* [PROVIDED ENTRIES]:
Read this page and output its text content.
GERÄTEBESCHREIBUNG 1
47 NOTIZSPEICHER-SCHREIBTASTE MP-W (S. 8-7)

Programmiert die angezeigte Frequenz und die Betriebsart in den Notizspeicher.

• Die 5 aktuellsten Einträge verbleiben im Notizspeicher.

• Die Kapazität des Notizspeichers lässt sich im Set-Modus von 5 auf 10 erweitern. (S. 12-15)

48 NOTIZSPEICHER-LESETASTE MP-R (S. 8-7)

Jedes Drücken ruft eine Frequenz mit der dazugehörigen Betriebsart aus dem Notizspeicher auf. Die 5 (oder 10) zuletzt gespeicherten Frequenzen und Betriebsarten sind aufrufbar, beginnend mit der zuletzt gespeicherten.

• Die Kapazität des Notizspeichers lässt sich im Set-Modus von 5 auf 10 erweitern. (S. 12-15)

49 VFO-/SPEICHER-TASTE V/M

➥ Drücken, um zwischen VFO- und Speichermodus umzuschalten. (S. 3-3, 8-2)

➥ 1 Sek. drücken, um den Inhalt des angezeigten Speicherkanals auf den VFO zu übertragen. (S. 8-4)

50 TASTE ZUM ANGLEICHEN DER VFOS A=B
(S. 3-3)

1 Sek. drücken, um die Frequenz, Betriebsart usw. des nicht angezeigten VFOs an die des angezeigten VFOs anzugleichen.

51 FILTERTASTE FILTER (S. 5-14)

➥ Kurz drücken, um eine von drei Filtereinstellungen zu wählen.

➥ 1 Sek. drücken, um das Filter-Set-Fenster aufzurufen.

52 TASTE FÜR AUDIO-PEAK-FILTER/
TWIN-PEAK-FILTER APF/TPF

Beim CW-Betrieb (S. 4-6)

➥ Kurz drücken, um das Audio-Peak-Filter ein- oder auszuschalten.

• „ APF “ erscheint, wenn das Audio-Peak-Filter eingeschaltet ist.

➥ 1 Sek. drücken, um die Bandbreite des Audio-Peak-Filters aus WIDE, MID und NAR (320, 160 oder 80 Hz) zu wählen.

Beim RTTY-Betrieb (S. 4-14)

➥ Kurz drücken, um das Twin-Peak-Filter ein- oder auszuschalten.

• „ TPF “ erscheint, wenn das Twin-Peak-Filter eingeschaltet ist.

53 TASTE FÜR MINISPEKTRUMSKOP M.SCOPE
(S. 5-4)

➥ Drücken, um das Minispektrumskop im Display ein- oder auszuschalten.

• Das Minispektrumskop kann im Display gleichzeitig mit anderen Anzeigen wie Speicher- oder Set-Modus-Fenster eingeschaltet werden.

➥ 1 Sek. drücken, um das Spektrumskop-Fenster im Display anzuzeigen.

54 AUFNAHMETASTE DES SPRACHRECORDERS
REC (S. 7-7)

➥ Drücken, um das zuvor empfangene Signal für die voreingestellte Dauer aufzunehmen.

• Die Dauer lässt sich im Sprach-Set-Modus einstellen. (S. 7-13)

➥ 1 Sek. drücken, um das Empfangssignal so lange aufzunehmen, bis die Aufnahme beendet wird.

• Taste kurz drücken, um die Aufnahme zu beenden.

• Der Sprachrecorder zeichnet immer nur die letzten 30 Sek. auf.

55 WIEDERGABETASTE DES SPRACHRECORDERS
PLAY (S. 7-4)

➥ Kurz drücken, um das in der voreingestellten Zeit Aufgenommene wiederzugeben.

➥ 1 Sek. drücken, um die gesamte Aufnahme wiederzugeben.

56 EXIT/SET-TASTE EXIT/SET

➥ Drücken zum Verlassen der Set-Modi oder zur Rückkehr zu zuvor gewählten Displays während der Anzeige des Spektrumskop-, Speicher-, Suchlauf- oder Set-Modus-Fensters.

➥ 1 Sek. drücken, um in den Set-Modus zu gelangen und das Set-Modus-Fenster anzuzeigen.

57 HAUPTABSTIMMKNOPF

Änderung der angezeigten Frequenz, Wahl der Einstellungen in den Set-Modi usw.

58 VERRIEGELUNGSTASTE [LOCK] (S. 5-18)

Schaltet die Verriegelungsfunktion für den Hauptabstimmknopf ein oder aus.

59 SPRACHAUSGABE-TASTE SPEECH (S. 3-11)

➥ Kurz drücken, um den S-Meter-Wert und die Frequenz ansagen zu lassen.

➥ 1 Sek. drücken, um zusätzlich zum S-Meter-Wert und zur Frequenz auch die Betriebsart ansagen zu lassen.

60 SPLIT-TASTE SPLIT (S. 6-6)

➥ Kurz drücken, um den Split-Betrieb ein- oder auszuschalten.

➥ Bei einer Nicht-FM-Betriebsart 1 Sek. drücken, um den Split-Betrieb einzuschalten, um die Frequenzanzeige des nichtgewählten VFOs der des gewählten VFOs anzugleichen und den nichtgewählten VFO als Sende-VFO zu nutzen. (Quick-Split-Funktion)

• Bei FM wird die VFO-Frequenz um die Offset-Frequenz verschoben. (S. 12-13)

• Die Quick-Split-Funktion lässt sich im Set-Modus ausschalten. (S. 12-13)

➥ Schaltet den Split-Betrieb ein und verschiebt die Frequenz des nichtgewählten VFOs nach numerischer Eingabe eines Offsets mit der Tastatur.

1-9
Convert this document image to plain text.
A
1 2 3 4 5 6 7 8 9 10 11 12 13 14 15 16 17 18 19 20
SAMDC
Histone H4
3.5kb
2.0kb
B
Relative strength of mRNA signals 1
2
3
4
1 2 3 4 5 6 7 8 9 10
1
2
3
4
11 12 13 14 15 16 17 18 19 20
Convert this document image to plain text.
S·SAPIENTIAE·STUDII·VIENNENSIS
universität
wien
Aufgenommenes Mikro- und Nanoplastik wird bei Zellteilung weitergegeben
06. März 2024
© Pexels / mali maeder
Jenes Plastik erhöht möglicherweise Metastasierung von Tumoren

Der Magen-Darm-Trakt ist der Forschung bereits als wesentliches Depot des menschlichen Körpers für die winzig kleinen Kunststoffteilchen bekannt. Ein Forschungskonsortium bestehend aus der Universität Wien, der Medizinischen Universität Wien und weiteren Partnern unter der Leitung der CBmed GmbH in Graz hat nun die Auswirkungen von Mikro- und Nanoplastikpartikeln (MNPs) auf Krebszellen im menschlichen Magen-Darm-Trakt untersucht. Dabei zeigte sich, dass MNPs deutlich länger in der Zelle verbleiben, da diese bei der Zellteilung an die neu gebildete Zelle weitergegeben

* [TASK TO CARRY OUT]: Return all of the data word for word.

* [WRITTEN ANSWER]:
Read this page and output its text content.
GERÄTEBESCHREIBUNG 1
47 NOTIZSPEICHER-SCHREIBTASTE MP-W (S. 8-7)

Programmiert die angezeigte Frequenz und die Betriebsart in den Notizspeicher.

• Die 5 aktuellsten Einträge verbleiben im Notizspeicher.

• Die Kapazität des Notizspeichers lässt sich im Set-Modus von 5 auf 10 erweitern. (S. 12-15)

48 NOTIZSPEICHER-LESETASTE MP-R (S. 8-7)

Jedes Drücken ruft eine Frequenz mit der dazugehörigen Betriebsart aus dem Notizspeicher auf. Die 5 (oder 10) zuletzt gespeicherten Frequenzen und Betriebsarten sind aufrufbar, beginnend mit der zuletzt gespeicherten.

• Die Kapazität des Notizspeichers lässt sich im Set-Modus von 5 auf 10 erweitern. (S. 12-15)

49 VFO-/SPEICHER-TASTE V/M

➥ Drücken, um zwischen VFO- und Speichermodus umzuschalten. (S. 3-3, 8-2)

➥ 1 Sek. drücken, um den Inhalt des angezeigten Speicherkanals auf den VFO zu übertragen. (S. 8-4)

50 TASTE ZUM ANGLEICHEN DER VFOS A=B
(S. 3-3)

1 Sek. drücken, um die Frequenz, Betriebsart usw. des nicht angezeigten VFOs an die des angezeigten VFOs anzugleichen.

51 FILTERTASTE FILTER (S. 5-14)

➥ Kurz drücken, um eine von drei Filtereinstellungen zu wählen.

➥ 1 Sek. drücken, um das Filter-Set-Fenster aufzurufen.

52 TASTE FÜR AUDIO-PEAK-FILTER/
TWIN-PEAK-FILTER APF/TPF

Beim CW-Betrieb (S. 4-6)

➥ Kurz drücken, um das Audio-Peak-Filter ein- oder auszuschalten.

• „ APF “ erscheint, wenn das Audio-Peak-Filter eingeschaltet ist.

➥ 1 Sek. drücken, um die Bandbreite des Audio-Peak-Filters aus WIDE, MID und NAR (320, 160 oder 80 Hz) zu wählen.

Beim RTTY-Betrieb (S. 4-14)

➥ Kurz drücken, um das Twin-Peak-Filter ein- oder auszuschalten.

• „ TPF “ erscheint, wenn das Twin-Peak-Filter eingeschaltet ist.

53 TASTE FÜR MINISPEKTRUMSKOP M.SCOPE
(S. 5-4)

➥ Drücken, um das Minispektrumskop im Display ein- oder auszuschalten.

• Das Minispektrumskop kann im Display gleichzeitig mit anderen Anzeigen wie Speicher- oder Set-Modus-Fenster eingeschaltet werden.

➥ 1 Sek. drücken, um das Spektrumskop-Fenster im Display anzuzeigen.

54 AUFNAHMETASTE DES SPRACHRECORDERS
REC (S. 7-7)

➥ Drücken, um das zuvor empfangene Signal für die voreingestellte Dauer aufzunehmen.

• Die Dauer lässt sich im Sprach-Set-Modus einstellen. (S. 7-13)

➥ 1 Sek. drücken, um das Empfangssignal so lange aufzunehmen, bis die Aufnahme beendet wird.

• Taste kurz drücken, um die Aufnahme zu beenden.

• Der Sprachrecorder zeichnet immer nur die letzten 30 Sek. auf.

55 WIEDERGABETASTE DES SPRACHRECORDERS
PLAY (S. 7-4)

➥ Kurz drücken, um das in der voreingestellten Zeit Aufgenommene wiederzugeben.

➥ 1 Sek. drücken, um die gesamte Aufnahme wiederzugeben.

56 EXIT/SET-TASTE EXIT/SET

➥ Drücken zum Verlassen der Set-Modi oder zur Rückkehr zu zuvor gewählten Displays während der Anzeige des Spektrumskop-, Speicher-, Suchlauf- oder Set-Modus-Fensters.

➥ 1 Sek. drücken, um in den Set-Modus zu gelangen und das Set-Modus-Fenster anzuzeigen.

57 HAUPTABSTIMMKNOPF

Änderung der angezeigten Frequenz, Wahl der Einstellungen in den Set-Modi usw.

58 VERRIEGELUNGSTASTE [LOCK] (S. 5-18)

Schaltet die Verriegelungsfunktion für den Hauptabstimmknopf ein oder aus.

59 SPRACHAUSGABE-TASTE SPEECH (S. 3-11)

➥ Kurz drücken, um den S-Meter-Wert und die Frequenz ansagen zu lassen.

➥ 1 Sek. drücken, um zusätzlich zum S-Meter-Wert und zur Frequenz auch die Betriebsart ansagen zu lassen.

60 SPLIT-TASTE SPLIT (S. 6-6)

➥ Kurz drücken, um den Split-Betrieb ein- oder auszuschalten.

➥ Bei einer Nicht-FM-Betriebsart 1 Sek. drücken, um den Split-Betrieb einzuschalten, um die Frequenzanzeige des nichtgewählten VFOs der des gewählten VFOs anzugleichen und den nichtgewählten VFO als Sende-VFO zu nutzen. (Quick-Split-Funktion)

• Bei FM wird die VFO-Frequenz um die Offset-Frequenz verschoben. (S. 12-13)

• Die Quick-Split-Funktion lässt sich im Set-Modus ausschalten. (S. 12-13)

➥ Schaltet den Split-Betrieb ein und verschiebt die Frequenz des nichtgewählten VFOs nach numerischer Eingabe eines Offsets mit der Tastatur.

1-9
Convert this document image to plain text.
A
1 2 3 4 5 6 7 8 9 10 11 12 13 14 15 16 17 18 19 20
SAMDC
Histone H4
3.5kb
2.0kb
B
Relative strength of mRNA signals 1
2
3
4
1 2 3 4 5 6 7 8 9 10
1
2
3
4
11 12 13 14 15 16 17 18 19 20
Convert this document image to plain text.
S·SAPIENTIAE·STUDII·VIENNENSIS
universität
wien
Aufgenommenes Mikro- und Nanoplastik wird bei Zellteilung weitergegeben
06. März 2024
© Pexels / mali maeder
Jenes Plastik erhöht möglicherweise Metastasierung von Tumoren

Der Magen-Darm-Trakt ist der Forschung bereits als wesentliches Depot des menschlichen Körpers für die winzig kleinen Kunststoffteilchen bekannt. Ein Forschungskonsortium bestehend aus der Universität Wien, der Medizinischen Universität Wien und weiteren Partnern unter der Leitung der CBmed GmbH in Graz hat nun die Auswirkungen von Mikro- und Nanoplastikpartikeln (MNPs) auf Krebszellen im menschlichen Magen-Darm-Trakt untersucht. Dabei zeigte sich, dass MNPs deutlich länger in der Zelle verbleiben, da diese bei der Zellteilung an die neu gebildete Zelle weitergegeben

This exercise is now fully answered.